Read through the records below and copy each line that uses the word "text".

▶ MATERIAL TO PROCESS:

>>>

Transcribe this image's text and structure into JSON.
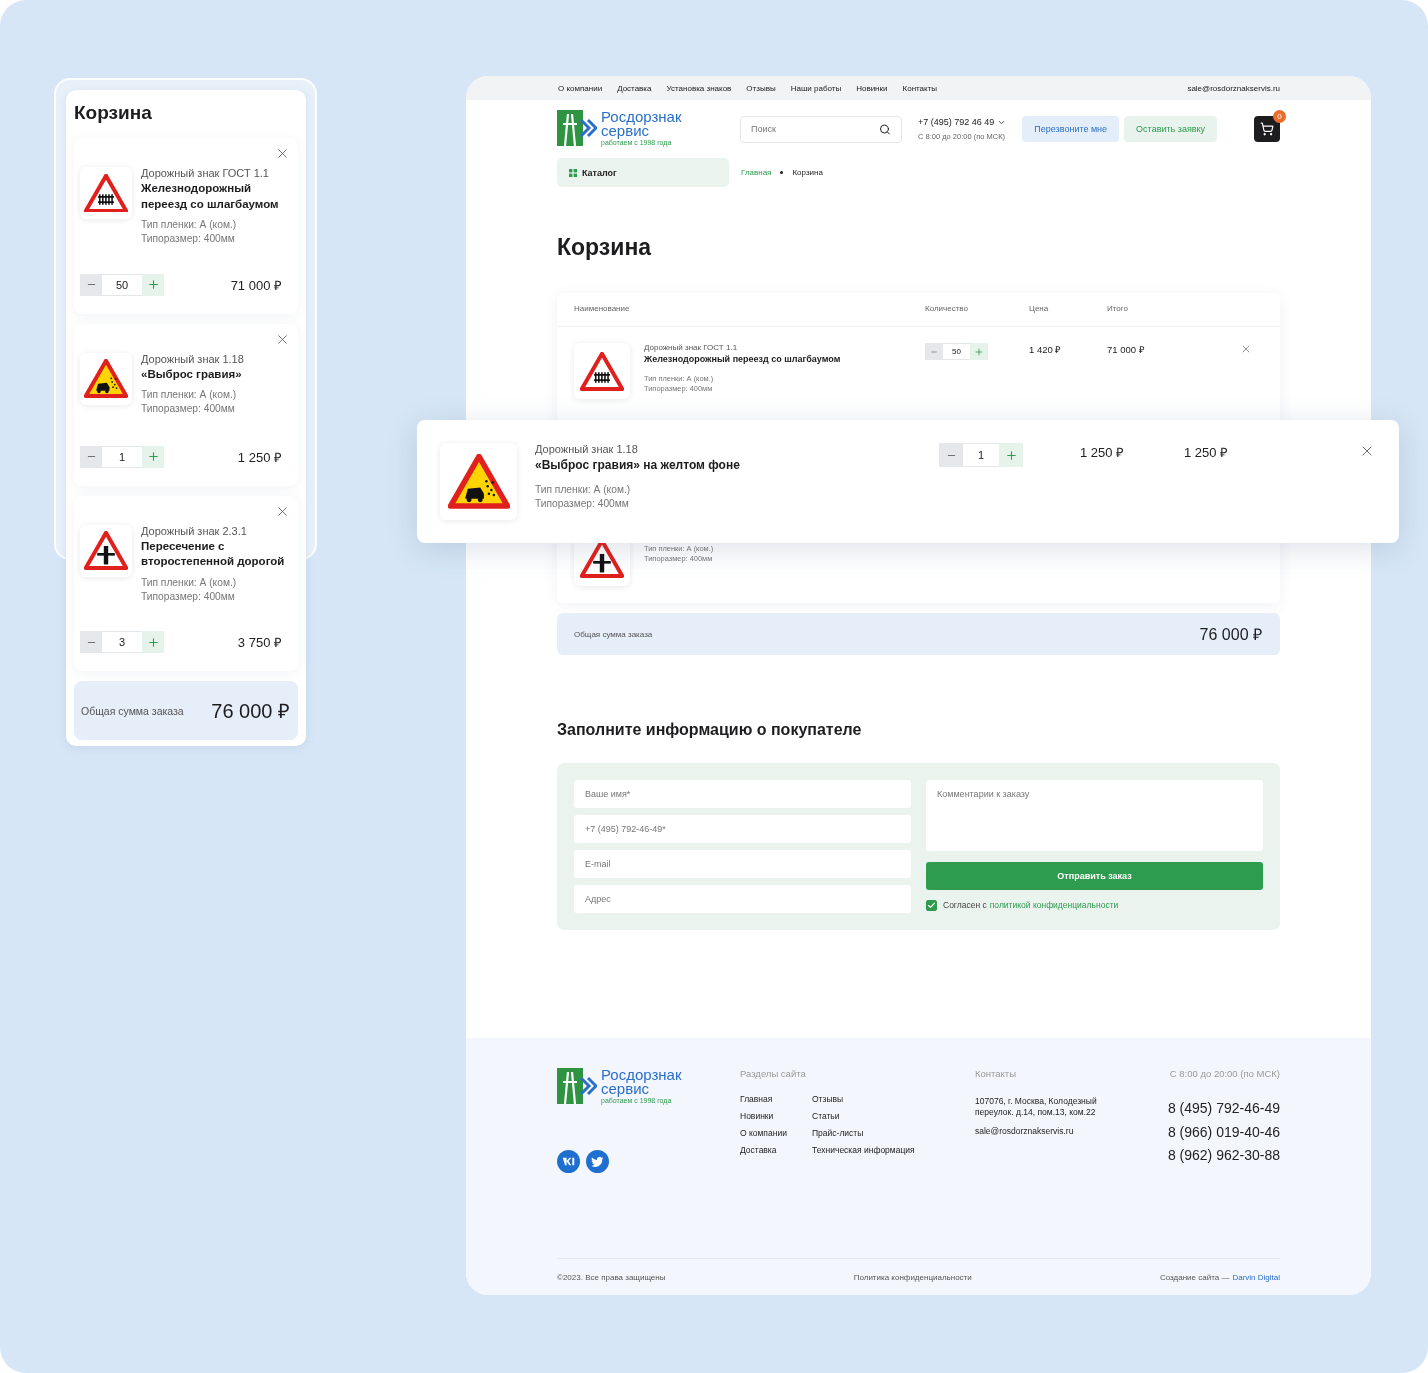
{
  "mobile": {
    "title": "Корзина",
    "items": [
      {
        "category": "Дорожный знак ГОСТ 1.1",
        "name": "Железнодорожный переезд со шлагбаумом",
        "film": "Тип пленки: А (ком.)",
        "size": "Типоразмер: 400мм",
        "qty": "50",
        "total": "71 000 ₽"
      },
      {
        "category": "Дорожный знак 1.18",
        "name": "«Выброс гравия»",
        "film": "Тип пленки: А (ком.)",
        "size": "Типоразмер: 400мм",
        "qty": "1",
        "total": "1 250 ₽"
      },
      {
        "category": "Дорожный знак 2.3.1",
        "name": "Пересечение с второстепенной дорогой",
        "film": "Тип пленки: А (ком.)",
        "size": "Типоразмер: 400мм",
        "qty": "3",
        "total": "3 750 ₽"
      }
    ],
    "total_label": "Общая сумма заказа",
    "total": "76 000 ₽"
  },
  "desktop": {
    "top_nav": [
      "О компании",
      "Доставка",
      "Установка знаков",
      "Отзывы",
      "Наши работы",
      "Новинки",
      "Контакты"
    ],
    "email": "sale@rosdorznakservis.ru",
    "logo": {
      "line_1": "Росдорзнак",
      "line_2": "сервис",
      "tagline": "работаем с 1998 года"
    },
    "search": {
      "placeholder": "Поиск"
    },
    "phone": "+7 (495) 792 46 49",
    "hours": "С 8:00 до 20:00 (по МСК)",
    "callback_button": "Перезвоните мне",
    "request_button": "Оставить заявку",
    "cart_count": "0",
    "catalog_button": "Каталог",
    "breadcrumbs": [
      {
        "label": "Главная",
        "current": false
      },
      {
        "label": "Корзина",
        "current": true
      }
    ],
    "heading": "Корзина",
    "table": {
      "columns": [
        "Наименование",
        "Количество",
        "Цена",
        "Итого"
      ],
      "rows": [
        {
          "kind": "full",
          "category": "Дорожный знак ГОСТ 1.1",
          "name": "Железнодорожный переезд со шлагбаумом",
          "film": "Тип пленки: А (ком.)",
          "size": "Типоразмер: 400мм",
          "qty": "50",
          "price": "1 420 ₽",
          "total": "71 000 ₽"
        },
        {
          "kind": "partial",
          "film": "Тип пленки: А (ком.)",
          "size": "Типоразмер: 400мм"
        }
      ]
    },
    "total_label": "Общая сумма заказа",
    "total": "76 000 ₽",
    "form": {
      "heading": "Заполните информацию о покупателе",
      "fields": [
        {
          "placeholder": "Ваше имя*"
        },
        {
          "placeholder": "+7 (495) 792-46-49*"
        },
        {
          "placeholder": "E-mail"
        },
        {
          "placeholder": "Адрес"
        }
      ],
      "comment": {
        "placeholder": "Комментарии к заказу"
      },
      "submit": "Отправить заказ",
      "consent": {
        "checked": true,
        "text": "Согласен с",
        "link": "политикой конфиденциальности"
      }
    },
    "footer": {
      "logo": {
        "line_1": "Росдорзнак",
        "line_2": "сервис",
        "tagline": "работаем с 1998 года"
      },
      "sections_heading": "Разделы сайта",
      "links": [
        [
          "Главная",
          "Новинки",
          "О компании",
          "Доставка"
        ],
        [
          "Отзывы",
          "Статьи",
          "Прайс-листы",
          "Техническая информация"
        ]
      ],
      "contacts_heading": "Контакты",
      "address": "107076, г. Москва, Колодезный переулок. д.14, пом.13, ком.22",
      "email": "sale@rosdorznakservis.ru",
      "hours": "С 8:00 до 20:00 (по МСК)",
      "phones": [
        "8 (495) 792-46-49",
        "8 (966) 019-40-46",
        "8 (962) 962-30-88"
      ],
      "copyright": "©2023. Все права защищены",
      "policy": "Политика конфиденциальности",
      "credit": "Создание сайта —",
      "credit_link": "Darvin Digital"
    }
  },
  "floating_item": {
    "category": "Дорожный знак 1.18",
    "name": "«Выброс гравия» на желтом фоне",
    "film": "Тип пленки: А (ком.)",
    "size": "Типоразмер: 400мм",
    "qty": "1",
    "price": "1 250 ₽",
    "total": "1 250 ₽"
  }
}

<<<

▶ THE RESPONSE:
Transcribe this image's text and structure into JSON.
        "text": "Согласен с",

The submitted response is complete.